• _WRITTEN TASK_: Please determine how many lines of the material include the word "washing", and respond with nothing but that number.

○ ○ ○ ○

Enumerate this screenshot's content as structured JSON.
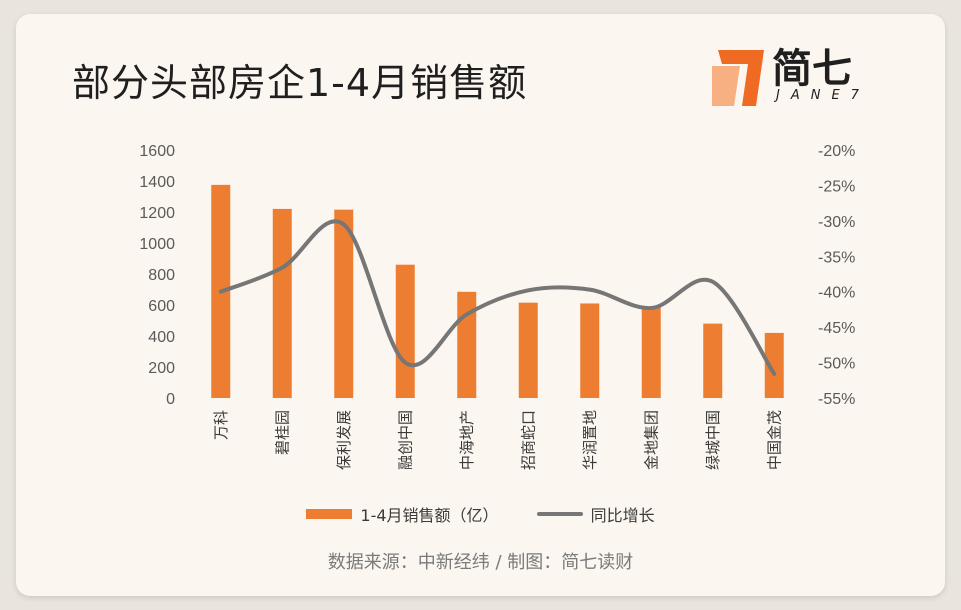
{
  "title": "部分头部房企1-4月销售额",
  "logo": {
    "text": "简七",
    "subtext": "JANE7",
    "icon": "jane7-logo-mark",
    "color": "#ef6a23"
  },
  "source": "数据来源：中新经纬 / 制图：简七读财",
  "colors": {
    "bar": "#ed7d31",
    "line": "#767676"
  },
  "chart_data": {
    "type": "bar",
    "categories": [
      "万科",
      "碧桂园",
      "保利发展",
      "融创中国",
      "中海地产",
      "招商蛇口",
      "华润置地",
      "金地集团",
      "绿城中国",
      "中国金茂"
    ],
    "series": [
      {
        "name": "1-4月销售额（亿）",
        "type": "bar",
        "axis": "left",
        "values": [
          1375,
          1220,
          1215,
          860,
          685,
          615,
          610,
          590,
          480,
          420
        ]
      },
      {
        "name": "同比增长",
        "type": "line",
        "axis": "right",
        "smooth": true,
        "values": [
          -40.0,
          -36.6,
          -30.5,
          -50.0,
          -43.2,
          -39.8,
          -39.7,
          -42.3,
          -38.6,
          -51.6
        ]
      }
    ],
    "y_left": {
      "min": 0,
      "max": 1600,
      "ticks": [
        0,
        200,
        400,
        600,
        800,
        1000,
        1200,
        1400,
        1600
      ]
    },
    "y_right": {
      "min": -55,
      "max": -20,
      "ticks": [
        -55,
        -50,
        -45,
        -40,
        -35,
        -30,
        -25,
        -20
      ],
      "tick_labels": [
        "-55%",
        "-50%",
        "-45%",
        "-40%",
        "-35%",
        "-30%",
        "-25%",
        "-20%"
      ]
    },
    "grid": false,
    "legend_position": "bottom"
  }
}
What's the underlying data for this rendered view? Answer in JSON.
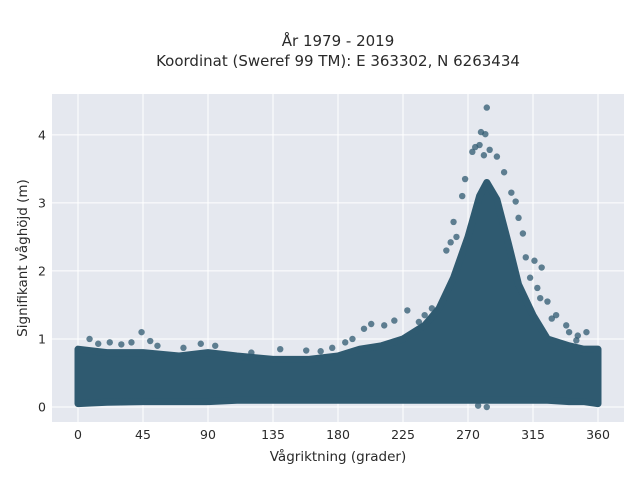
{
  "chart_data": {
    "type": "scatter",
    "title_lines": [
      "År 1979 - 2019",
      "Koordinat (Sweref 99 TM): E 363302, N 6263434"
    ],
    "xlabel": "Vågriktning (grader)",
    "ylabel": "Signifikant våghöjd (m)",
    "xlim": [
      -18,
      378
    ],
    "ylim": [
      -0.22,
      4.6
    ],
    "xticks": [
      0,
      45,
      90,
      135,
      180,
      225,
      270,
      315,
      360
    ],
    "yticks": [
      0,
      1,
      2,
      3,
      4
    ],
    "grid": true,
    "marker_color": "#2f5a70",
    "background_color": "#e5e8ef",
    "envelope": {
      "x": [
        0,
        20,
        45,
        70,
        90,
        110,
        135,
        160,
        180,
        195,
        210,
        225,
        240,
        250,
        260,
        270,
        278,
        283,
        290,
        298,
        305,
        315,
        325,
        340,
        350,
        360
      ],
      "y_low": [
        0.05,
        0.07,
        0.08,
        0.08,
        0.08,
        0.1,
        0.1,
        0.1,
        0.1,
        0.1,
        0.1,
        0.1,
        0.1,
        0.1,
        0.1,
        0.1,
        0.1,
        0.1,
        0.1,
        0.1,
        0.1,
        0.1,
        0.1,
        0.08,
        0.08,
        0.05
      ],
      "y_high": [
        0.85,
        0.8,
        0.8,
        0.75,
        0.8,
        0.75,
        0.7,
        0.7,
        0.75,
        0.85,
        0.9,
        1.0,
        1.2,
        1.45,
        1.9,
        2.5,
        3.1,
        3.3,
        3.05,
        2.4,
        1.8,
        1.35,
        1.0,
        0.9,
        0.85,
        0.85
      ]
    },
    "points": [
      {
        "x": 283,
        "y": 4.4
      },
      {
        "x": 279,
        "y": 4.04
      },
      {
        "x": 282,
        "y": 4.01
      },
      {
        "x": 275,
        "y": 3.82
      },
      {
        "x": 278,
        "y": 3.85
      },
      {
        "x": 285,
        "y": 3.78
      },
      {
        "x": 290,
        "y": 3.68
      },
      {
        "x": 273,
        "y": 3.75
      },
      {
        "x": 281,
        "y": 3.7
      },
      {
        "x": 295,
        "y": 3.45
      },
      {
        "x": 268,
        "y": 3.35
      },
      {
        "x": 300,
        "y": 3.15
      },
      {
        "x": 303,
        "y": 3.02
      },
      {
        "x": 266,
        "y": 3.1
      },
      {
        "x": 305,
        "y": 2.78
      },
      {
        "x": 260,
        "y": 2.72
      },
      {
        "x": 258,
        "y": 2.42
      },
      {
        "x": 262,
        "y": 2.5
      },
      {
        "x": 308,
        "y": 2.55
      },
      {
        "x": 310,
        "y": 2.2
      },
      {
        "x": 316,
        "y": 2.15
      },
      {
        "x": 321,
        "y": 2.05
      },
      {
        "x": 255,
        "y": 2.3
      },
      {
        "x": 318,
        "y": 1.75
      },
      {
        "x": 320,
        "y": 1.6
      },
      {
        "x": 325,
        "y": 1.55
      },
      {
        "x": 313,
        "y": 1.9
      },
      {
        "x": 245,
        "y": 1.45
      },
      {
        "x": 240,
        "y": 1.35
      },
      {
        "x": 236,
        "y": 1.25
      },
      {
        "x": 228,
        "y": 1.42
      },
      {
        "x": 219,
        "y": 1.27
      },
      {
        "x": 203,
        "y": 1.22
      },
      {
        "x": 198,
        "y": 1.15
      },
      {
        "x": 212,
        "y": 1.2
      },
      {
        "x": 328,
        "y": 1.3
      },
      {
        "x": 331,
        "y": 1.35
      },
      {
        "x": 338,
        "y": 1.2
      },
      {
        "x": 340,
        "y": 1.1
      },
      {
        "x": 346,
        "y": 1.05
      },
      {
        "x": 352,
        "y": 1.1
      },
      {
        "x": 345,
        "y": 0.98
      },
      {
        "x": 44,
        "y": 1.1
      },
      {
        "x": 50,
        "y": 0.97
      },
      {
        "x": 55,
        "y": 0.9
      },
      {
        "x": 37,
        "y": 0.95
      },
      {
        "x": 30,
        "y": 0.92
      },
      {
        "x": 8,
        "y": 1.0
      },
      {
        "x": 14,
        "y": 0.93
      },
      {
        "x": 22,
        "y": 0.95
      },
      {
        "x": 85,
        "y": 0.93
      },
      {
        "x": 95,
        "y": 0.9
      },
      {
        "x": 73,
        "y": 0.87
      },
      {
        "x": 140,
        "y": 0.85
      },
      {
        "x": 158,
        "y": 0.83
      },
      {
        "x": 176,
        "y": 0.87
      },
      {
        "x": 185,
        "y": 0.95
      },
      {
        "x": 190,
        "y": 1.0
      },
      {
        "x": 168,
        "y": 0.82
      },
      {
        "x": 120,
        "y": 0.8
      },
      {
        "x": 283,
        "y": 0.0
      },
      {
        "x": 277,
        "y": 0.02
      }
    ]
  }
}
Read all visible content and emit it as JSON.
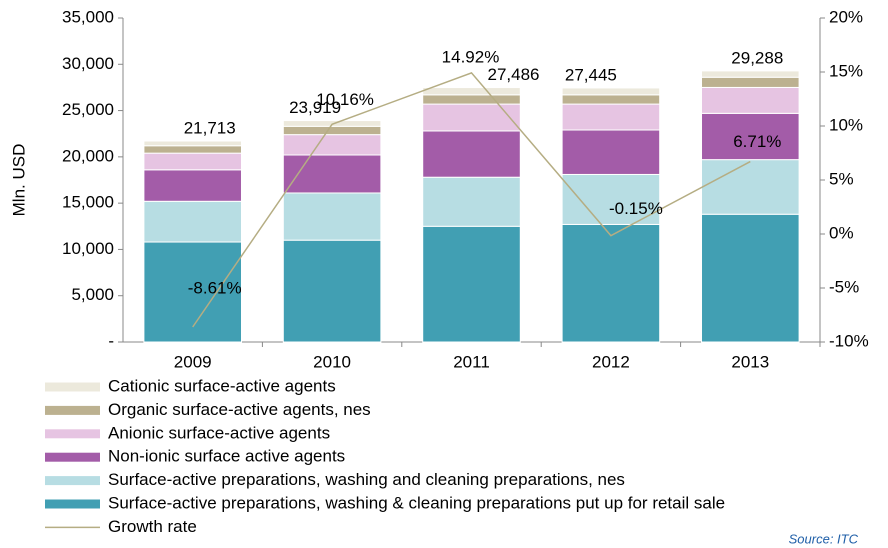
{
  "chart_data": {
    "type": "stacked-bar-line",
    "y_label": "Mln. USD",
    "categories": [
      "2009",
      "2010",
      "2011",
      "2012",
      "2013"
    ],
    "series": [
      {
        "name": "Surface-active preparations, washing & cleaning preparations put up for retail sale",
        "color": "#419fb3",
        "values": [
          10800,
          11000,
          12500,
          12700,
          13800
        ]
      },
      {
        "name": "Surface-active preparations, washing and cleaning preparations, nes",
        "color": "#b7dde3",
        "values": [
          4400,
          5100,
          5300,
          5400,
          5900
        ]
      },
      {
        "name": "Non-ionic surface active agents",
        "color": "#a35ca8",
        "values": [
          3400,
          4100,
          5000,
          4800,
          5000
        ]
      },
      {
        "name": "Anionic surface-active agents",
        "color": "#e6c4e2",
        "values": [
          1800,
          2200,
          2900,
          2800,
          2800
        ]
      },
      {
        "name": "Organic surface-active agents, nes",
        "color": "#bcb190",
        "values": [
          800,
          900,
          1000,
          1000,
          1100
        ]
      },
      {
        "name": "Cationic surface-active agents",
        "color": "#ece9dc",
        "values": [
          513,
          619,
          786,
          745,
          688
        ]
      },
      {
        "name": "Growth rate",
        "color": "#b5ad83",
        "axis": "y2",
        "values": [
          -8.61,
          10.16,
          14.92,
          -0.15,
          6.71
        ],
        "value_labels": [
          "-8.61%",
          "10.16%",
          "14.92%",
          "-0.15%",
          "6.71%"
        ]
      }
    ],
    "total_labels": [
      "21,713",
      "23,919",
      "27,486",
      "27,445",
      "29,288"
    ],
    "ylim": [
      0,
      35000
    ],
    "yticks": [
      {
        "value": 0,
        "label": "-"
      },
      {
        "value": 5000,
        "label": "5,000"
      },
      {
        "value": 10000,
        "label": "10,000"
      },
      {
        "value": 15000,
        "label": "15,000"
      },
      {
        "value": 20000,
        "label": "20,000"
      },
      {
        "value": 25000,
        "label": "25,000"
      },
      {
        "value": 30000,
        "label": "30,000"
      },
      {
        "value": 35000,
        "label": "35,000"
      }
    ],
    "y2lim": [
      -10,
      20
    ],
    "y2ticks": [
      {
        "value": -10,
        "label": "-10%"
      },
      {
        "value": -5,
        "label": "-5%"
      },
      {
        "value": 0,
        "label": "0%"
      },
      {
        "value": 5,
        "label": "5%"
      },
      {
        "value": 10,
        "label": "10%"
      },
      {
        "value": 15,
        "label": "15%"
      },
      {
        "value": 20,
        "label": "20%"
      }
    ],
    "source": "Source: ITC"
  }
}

○ ○ ○ ○

• _EXERCISE ANSWER_: 2